Good morning, Destructoid! Two weeks ago I rounded up all of the silly spin-offs and horrible design choices that took the once great X-COM series to its grave. Just as I was finishing up that article, 2k announced yet another X-COM spin-off as if god was laughing in my face. Whether or not that first person shooter is going to be worth it remains to be seen but one thing is for sure, it's not going to be the tactical wonderland that me and a lot of fellow X-COM fans are craving.

In this final installment of Alien Wars, I am going to provide a guide to which titles we can turn to for our global strategy and small squad tactics fixes. Surprisingly, some of the finest examples come from where I'd least expect them to: open source software.

UFO: Alien Invasion



I'm going to start by talking about the one that I personally enjoyed most. UFO: Alien Invasion is a project that's doing a lot of things right. First of all I like the developers' attitude. They've got a strong grasp of what made the first X-COM so great but at the same time, they're not trying to be the first X-COM. Instead their goal is to expand upon it's formula and try to surpass what it did. Sounds familiar? Yes, it does. It sounds exactly like a proper sequel and even though they're explicitly denying this on their about page, they're not fooling anyone. Alien Invasion is a true spiritual sequel to Enemy Unknown.

It's got nearly everything that Enemy Unknown had. You've got both the strategic geoscape with all of its base building, researching and UFO intercepting intact and then there's the fully turn-based tactical battlescape. Graphics are handled by a heavily modified Quake 2 engine. This might sound terribly dated but don't turn your back on it just yet. After all this engine was originally made for a first person shooter and this isn't one. For an overhead view with tiny characters, it does just fine. Things aren't looking like Starcraft 2 but they're in no way ugly.

It's a really awesome game but I've got one small gripe. Why did they have to call the organization Phalanx? X-COM had such a catchy sound to it. If I think X-COM, I think some hardcore party poopers. You show up at their party and they will shoot you in the face if you're an alien. When I think Phalanx I just think kind of ... meh.

I know they can't use the name X-COM without getting their balls sued through their asses but why not allow the player to choose the name of the organization? Three guesses what I'd call it. :p Anyway if you're a fan of the first X-COM games, you owe it to yourself to give this a try. After all it's 100% free and legal to download. The game is still in development but it's already fully playable.

Project Xenocide



Project Xenocide is a bit like Alien Invasion's little brother. It's another Open Source project trying to fill the shoes of UFO Enemy Unknown. Unlike Alien Invasion though, it's goal is simply to recreate the Enemy Unknown's with modern graphics and coding technologies.

Unfortunately Xenoside doesn't seem to offer anything that Invasion doesn't and it's nowhere near its state of completion either. While I'd normally absolutely respect a project like this, I can't help but feel that it's unnecessary and the developers' efforts would be better spent contributing to Alien Invasion.

UFO 2000



Here's a little open source project that teen Metallion would have gone apeshit over, had it been available back in the day. After hours and hours of playing both Enemy Unknown and Terror From The Deep, me and my friends were craving for one thing: multiplayer! It would be so awesome to take our battlescape matches on LAN and duke it out together. Although there was an official play-by-mail multiplayer spin-off, I never figured out how to use it when I was a teen and frankly, it doesn't look interesting enough for me to bother figuring it out now.

EXTRACTED DATA.
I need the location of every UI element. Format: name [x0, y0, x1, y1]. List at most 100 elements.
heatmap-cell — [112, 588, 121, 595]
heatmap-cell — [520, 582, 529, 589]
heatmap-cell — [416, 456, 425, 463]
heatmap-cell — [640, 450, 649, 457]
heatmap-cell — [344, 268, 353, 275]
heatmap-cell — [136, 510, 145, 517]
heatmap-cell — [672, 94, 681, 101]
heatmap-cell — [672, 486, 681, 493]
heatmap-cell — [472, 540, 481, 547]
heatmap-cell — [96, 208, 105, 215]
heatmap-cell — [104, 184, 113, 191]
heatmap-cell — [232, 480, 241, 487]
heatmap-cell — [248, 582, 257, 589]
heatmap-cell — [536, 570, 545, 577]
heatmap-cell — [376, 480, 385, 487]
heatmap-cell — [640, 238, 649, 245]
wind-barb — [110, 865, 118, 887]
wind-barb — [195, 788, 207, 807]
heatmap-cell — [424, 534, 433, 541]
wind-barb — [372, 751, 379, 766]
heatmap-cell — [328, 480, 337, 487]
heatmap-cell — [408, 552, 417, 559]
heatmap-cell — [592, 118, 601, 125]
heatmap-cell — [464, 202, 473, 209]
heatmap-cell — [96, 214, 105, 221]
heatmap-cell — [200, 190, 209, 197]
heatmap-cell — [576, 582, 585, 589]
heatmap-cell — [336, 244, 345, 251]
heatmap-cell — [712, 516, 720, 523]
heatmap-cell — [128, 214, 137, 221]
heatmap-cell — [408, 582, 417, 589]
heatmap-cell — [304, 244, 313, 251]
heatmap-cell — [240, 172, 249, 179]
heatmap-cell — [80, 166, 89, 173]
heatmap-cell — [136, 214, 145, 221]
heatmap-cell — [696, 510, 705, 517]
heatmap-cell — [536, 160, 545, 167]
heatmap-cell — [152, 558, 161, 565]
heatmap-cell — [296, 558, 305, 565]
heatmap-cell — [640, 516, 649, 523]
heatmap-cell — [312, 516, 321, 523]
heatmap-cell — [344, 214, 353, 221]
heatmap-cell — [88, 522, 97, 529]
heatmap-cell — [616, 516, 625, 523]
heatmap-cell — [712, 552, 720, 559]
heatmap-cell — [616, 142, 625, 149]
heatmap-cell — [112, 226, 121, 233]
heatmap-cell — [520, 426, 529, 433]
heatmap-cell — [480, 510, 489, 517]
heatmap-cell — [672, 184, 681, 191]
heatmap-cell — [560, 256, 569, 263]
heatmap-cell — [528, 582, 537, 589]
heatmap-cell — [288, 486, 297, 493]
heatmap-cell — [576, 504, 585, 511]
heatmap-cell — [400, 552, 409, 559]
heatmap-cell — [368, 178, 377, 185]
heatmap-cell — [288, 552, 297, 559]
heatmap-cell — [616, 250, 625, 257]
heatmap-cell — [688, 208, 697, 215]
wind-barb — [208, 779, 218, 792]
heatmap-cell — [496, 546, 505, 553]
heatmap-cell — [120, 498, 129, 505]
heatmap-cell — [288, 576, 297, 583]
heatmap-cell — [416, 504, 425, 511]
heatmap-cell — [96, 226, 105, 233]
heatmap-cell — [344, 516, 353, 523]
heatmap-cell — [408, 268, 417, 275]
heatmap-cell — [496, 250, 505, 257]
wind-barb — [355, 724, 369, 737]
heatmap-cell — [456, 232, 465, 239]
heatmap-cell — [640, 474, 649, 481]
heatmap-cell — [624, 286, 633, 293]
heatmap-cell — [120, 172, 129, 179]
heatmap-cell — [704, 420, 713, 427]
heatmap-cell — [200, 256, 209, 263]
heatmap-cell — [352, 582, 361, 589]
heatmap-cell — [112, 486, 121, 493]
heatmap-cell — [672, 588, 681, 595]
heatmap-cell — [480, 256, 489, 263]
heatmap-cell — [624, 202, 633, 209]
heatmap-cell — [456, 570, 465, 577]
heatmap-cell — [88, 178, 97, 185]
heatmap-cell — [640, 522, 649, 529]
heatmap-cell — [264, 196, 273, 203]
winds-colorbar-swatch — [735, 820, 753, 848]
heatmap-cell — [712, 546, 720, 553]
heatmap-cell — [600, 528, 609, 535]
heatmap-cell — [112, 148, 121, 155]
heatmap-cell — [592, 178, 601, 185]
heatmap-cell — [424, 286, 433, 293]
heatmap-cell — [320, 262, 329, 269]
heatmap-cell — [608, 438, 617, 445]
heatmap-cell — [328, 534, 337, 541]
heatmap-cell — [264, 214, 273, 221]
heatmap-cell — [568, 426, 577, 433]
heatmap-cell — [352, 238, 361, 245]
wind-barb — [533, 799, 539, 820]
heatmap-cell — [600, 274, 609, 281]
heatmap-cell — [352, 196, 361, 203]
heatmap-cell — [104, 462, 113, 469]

TASK STATEMENT. Retype the passage from the X-COM alternatives article above, starting at "I know they" and ending at "and coding technologies.".

RESPONSE.
I know they can't use the name X-COM without getting their balls sued through their asses but why not allow the player to choose the name of the organization? Three guesses what I'd call it. :p Anyway if you're a fan of the first X-COM games, you owe it to yourself to give this a try. After all it's 100% free and legal to download. The game is still in development but it's already fully playable.

Project Xenocide



Project Xenocide is a bit like Alien Invasion's little brother. It's another Open Source project trying to fill the shoes of UFO Enemy Unknown. Unlike Alien Invasion though, it's goal is simply to recreate the Enemy Unknown's with modern graphics and coding technologies.